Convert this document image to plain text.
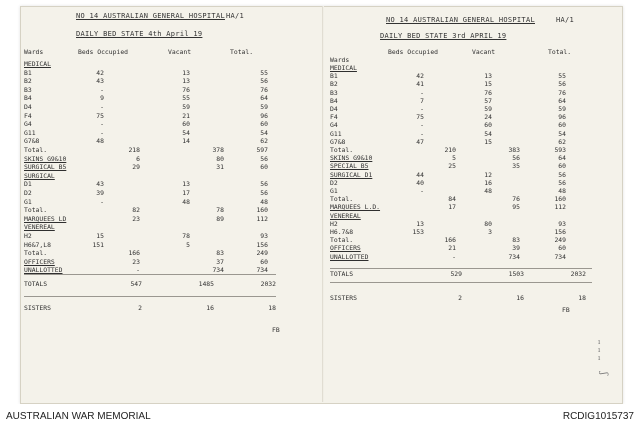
NO 14 AUSTRALIAN GENERAL HOSPITAL HA/1
DAILY BED STATE 4th April 19
Wards	Beds Occupied	Vacant	Total.
MEDICAL
B1	42	13	55
B2	43	13	56
B3	-	76	76
B4	9	55	64
D4	-	59	59
F4	75	21	96
G4	-	60	60
G11	-	54	54
G7&8	48	14	62
Total.	218	378	597
SKINS G9&10	6	80	56
SURGICAL B5	29	31	60
SURGICAL
D1	43	13	56
D2	39	17	56
G1	-	48	48
Total.	82	78	160
MARQUEES LD	23	89	112
VENEREAL
H2	15	78	93
H6&7,L8	151	5	156
Total.	166	83	249
OFFICERS	23	37	60
UNALLOTTED	-	734	734
TOTALS	547	1485	2032
SISTERS	2	16	18
FB
NO 14 AUSTRALIAN GENERAL HOSPITAL	HA/1
DAILY BED STATE 3rd APRIL 19
Wards
Beds Occupied	Vacant	Total.
MEDICAL
B1	42	13	55
B2	41	15	56
B3	-	76	76
B4	7	57	64
D4	-	59	59
F4	75	24	96
G4	-	60	60
G11	-	54	54
G7&8	47	15	62
Total.	210	383	593
SKINS G9&10	5	56	64
SPECIAL B5	25	35	60
SURGICAL D1	44	12	56
D2	40	16	56
G1	-	48	48
Total.	84	76	160
MARQUEES L.D.	17	95	112
VENEREAL
H2	13	80	93
H6.7&8	153	3	156
Total.	166	83	249
OFFICERS	21	39	60
UNALLOTTED	-	734	734
TOTALS	529	1503	2032
SISTERS	2	16	18
FB
ı
ı
ı
ʃ
AUSTRALIAN WAR MEMORIAL	RCDIG1015737
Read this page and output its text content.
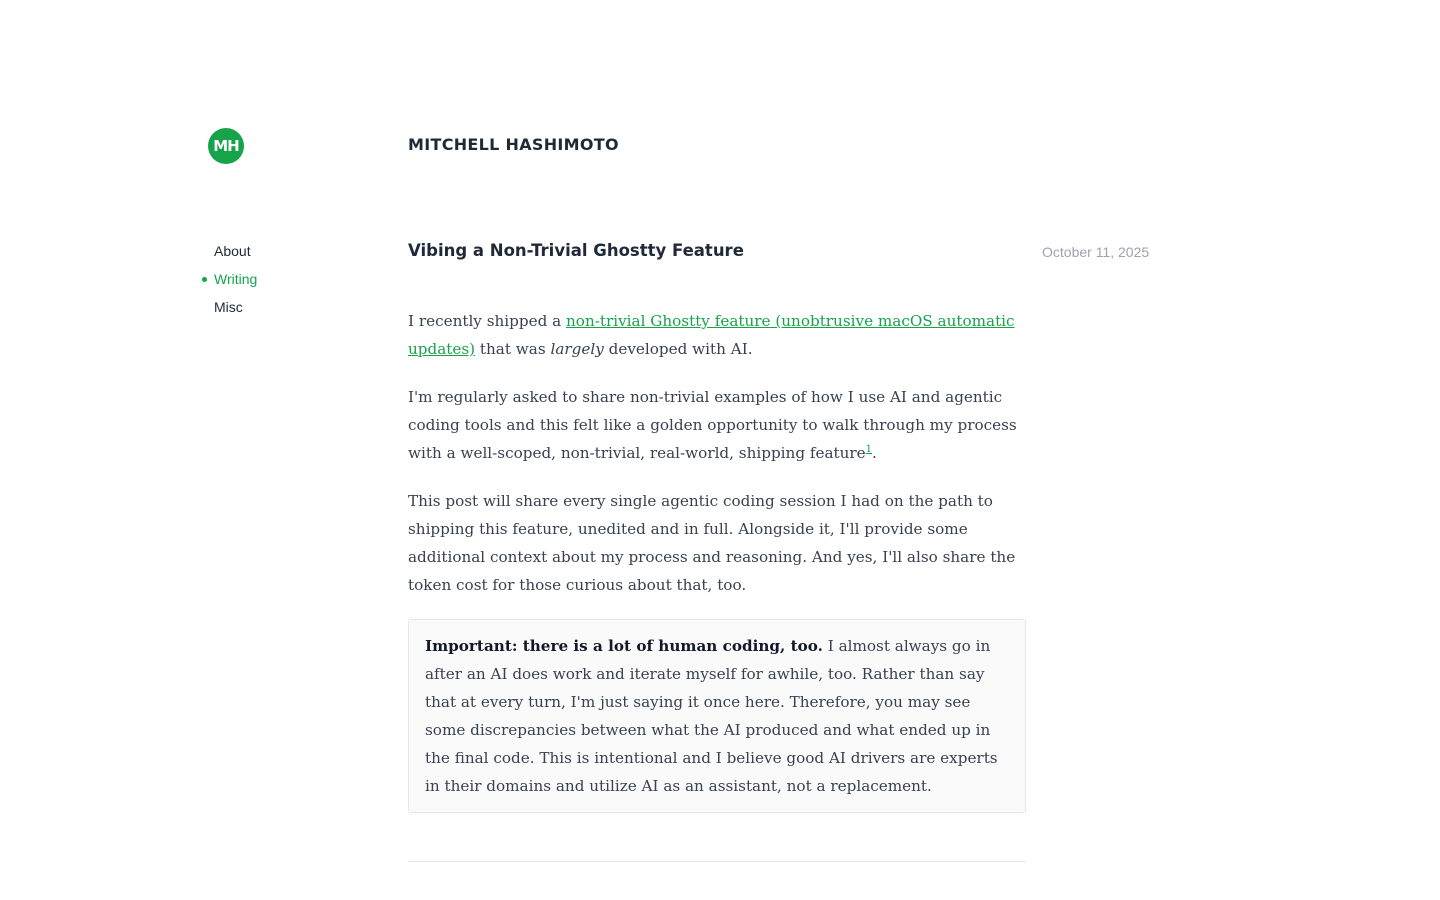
MH	MITCHELL HASHIMOTO
About
Writing
Misc
Vibing a Non-Trivial Ghostty Feature	October 11, 2025

I recently shipped a non-trivial Ghostty feature (unobtrusive macOS automatic updates) that was largely developed with AI.

I'm regularly asked to share non-trivial examples of how I use AI and agentic coding tools and this felt like a golden opportunity to walk through my process with a well-scoped, non-trivial, real-world, shipping feature$^1$.

This post will share every single agentic coding session I had on the path to shipping this feature, unedited and in full. Alongside it, I'll provide some additional context about my process and reasoning. And yes, I'll also share the token cost for those curious about that, too.

Important: there is a lot of human coding, too. I almost always go in after an AI does work and iterate myself for awhile, too. Rather than say that at every turn, I'm just saying it once here. Therefore, you may see some discrepancies between what the AI produced and what ended up in the final code. This is intentional and I believe good AI drivers are experts in their domains and utilize AI as an assistant, not a replacement.
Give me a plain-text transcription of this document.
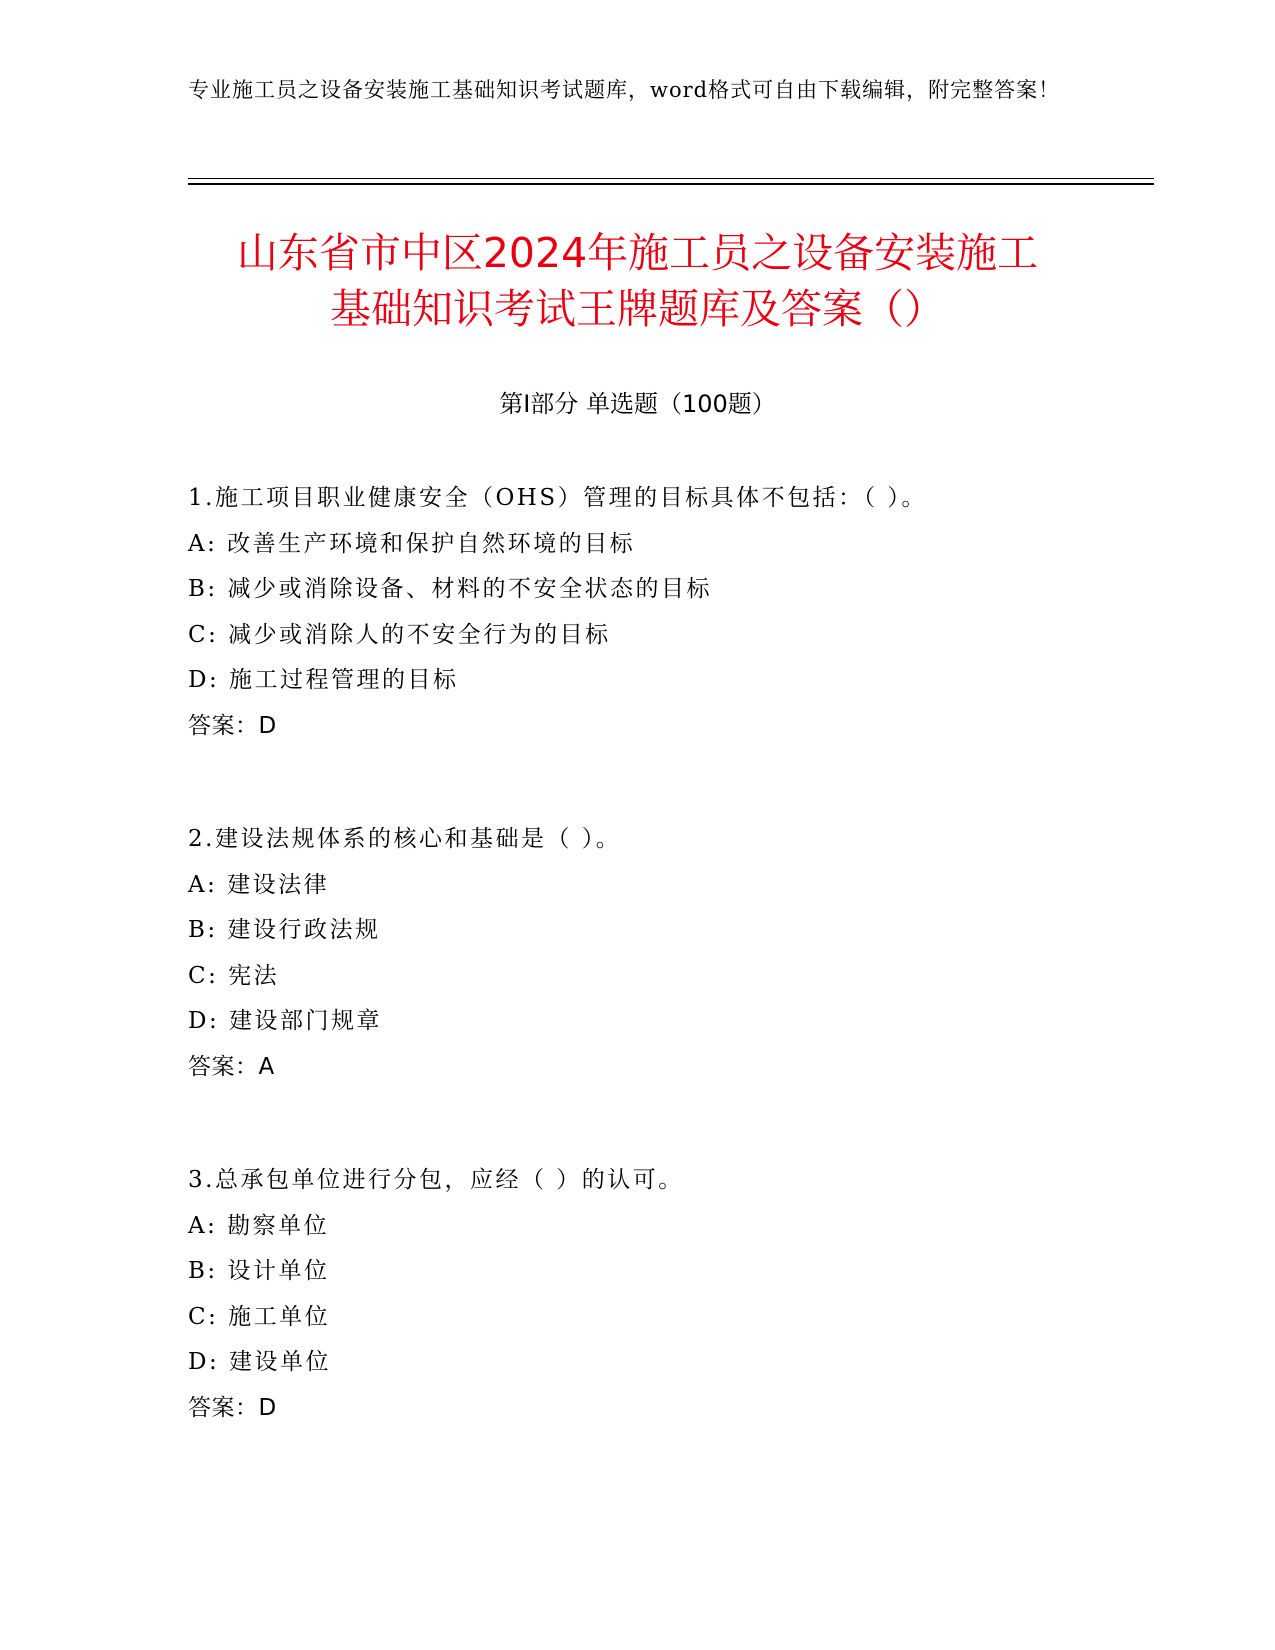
专业施工员之设备安装施工基础知识考试题库，word格式可自由下载编辑，附完整答案！
山东省市中区2024年施工员之设备安装施工
基础知识考试王牌题库及答案（）
第Ⅰ部分 单选题（100题）
1.施工项目职业健康安全（OHS）管理的目标具体不包括：（ ）。
A: 改善生产环境和保护自然环境的目标
B: 减少或消除设备、材料的不安全状态的目标
C: 减少或消除人的不安全行为的目标
D: 施工过程管理的目标
答案：D
2.建设法规体系的核心和基础是（ ）。
A: 建设法律
B: 建设行政法规
C: 宪法
D: 建设部门规章
答案：A
3.总承包单位进行分包，应经（ ）的认可。
A: 勘察单位
B: 设计单位
C: 施工单位
D: 建设单位
答案：D
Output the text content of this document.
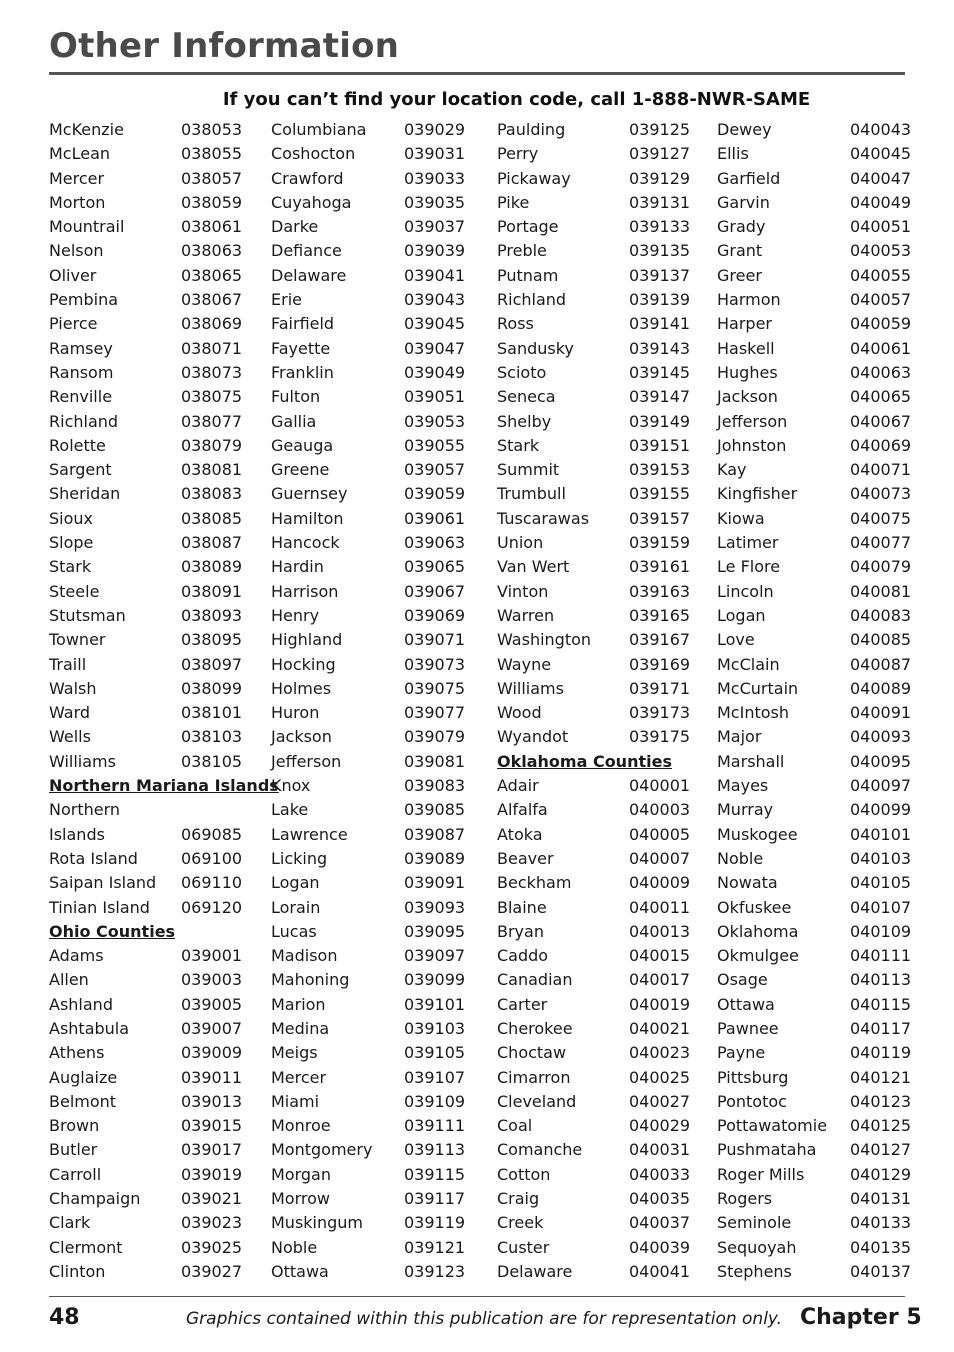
Other Information
If you can’t find your location code, call 1-888-NWR-SAME
McKenzie	038053
McLean	038055
Mercer	038057
Morton	038059
Mountrail	038061
Nelson	038063
Oliver	038065
Pembina	038067
Pierce	038069
Ramsey	038071
Ransom	038073
Renville	038075
Richland	038077
Rolette	038079
Sargent	038081
Sheridan	038083
Sioux	038085
Slope	038087
Stark	038089
Steele	038091
Stutsman	038093
Towner	038095
Traill	038097
Walsh	038099
Ward	038101
Wells	038103
Williams	038105
Northern Mariana Islands
Northern
Islands	069085
Rota Island	069100
Saipan Island 069110
Tinian Island 069120
Ohio Counties
Adams	039001
Allen	039003
Ashland	039005
Ashtabula	039007
Athens	039009
Auglaize	039011
Belmont	039013
Brown	039015
Butler	039017
Carroll	039019
Champaign	039021
Clark	039023
Clermont	039025
Clinton	039027
Columbiana 039029
Coshocton	039031
Crawford	039033
Cuyahoga	039035
Darke	039037
Defiance	039039
Delaware	039041
Erie	039043
Fairfield	039045
Fayette	039047
Franklin	039049
Fulton	039051
Gallia	039053
Geauga	039055
Greene	039057
Guernsey	039059
Hamilton	039061
Hancock	039063
Hardin	039065
Harrison	039067
Henry	039069
Highland	039071
Hocking	039073
Holmes	039075
Huron	039077
Jackson	039079
Jefferson	039081
Knox	039083
Lake	039085
Lawrence	039087
Licking	039089
Logan	039091
Lorain	039093
Lucas	039095
Madison	039097
Mahoning	039099
Marion	039101
Medina	039103
Meigs	039105
Mercer	039107
Miami	039109
Monroe	039111
Montgomery 039113
Morgan	039115
Morrow	039117
Muskingum	039119
Noble	039121
Ottawa	039123
Paulding	039125
Perry	039127
Pickaway	039129
Pike	039131
Portage	039133
Preble	039135
Putnam	039137
Richland	039139
Ross	039141
Sandusky	039143
Scioto	039145
Seneca	039147
Shelby	039149
Stark	039151
Summit	039153
Trumbull	039155
Tuscarawas 039157
Union	039159
Van Wert	039161
Vinton	039163
Warren	039165
Washington 039167
Wayne	039169
Williams	039171
Wood	039173
Wyandot	039175
Oklahoma Counties
Adair	040001
Alfalfa	040003
Atoka	040005
Beaver	040007
Beckham	040009
Blaine	040011
Bryan	040013
Caddo	040015
Canadian	040017
Carter	040019
Cherokee	040021
Choctaw	040023
Cimarron	040025
Cleveland	040027
Coal	040029
Comanche	040031
Cotton	040033
Craig	040035
Creek	040037
Custer	040039
Delaware	040041
Dewey	040043
Ellis	040045
Garfield	040047
Garvin	040049
Grady	040051
Grant	040053
Greer	040055
Harmon	040057
Harper	040059
Haskell	040061
Hughes	040063
Jackson	040065
Jefferson	040067
Johnston	040069
Kay	040071
Kingfisher	040073
Kiowa	040075
Latimer	040077
Le Flore	040079
Lincoln	040081
Logan	040083
Love	040085
McClain	040087
McCurtain	040089
McIntosh	040091
Major	040093
Marshall	040095
Mayes	040097
Murray	040099
Muskogee	040101
Noble	040103
Nowata	040105
Okfuskee	040107
Oklahoma	040109
Okmulgee	040111
Osage	040113
Ottawa	040115
Pawnee	040117
Payne	040119
Pittsburg	040121
Pontotoc	040123
Pottawatomie 040125
Pushmataha 040127
Roger Mills	040129
Rogers	040131
Seminole	040133
Sequoyah	040135
Stephens	040137
48	Graphics contained within this publication are for representation only. Chapter 5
○ ○ ○
Every line above that contains the word "coding" should be reported.

I'm regularly asked to share non-trivial examples of how I use AI and agentic coding tools and this felt like a golden opportunity to walk through my process with a well-scoped, non-trivial, real-world, shipping feature$^1$.
This post will share every single agentic coding session I had on the path to shipping this feature, unedited and in full. Alongside it, I'll provide some additional context about my process and reasoning. And yes, I'll also share the token cost for those curious about that, too.
Important: there is a lot of human coding, too. I almost always go in after an AI does work and iterate myself for awhile, too. Rather than say that at every turn, I'm just saying it once here. Therefore, you may see some discrepancies between what the AI produced and what ended up in the final code. This is intentional and I believe good AI drivers are experts in their domains and utilize AI as an assistant, not a replacement.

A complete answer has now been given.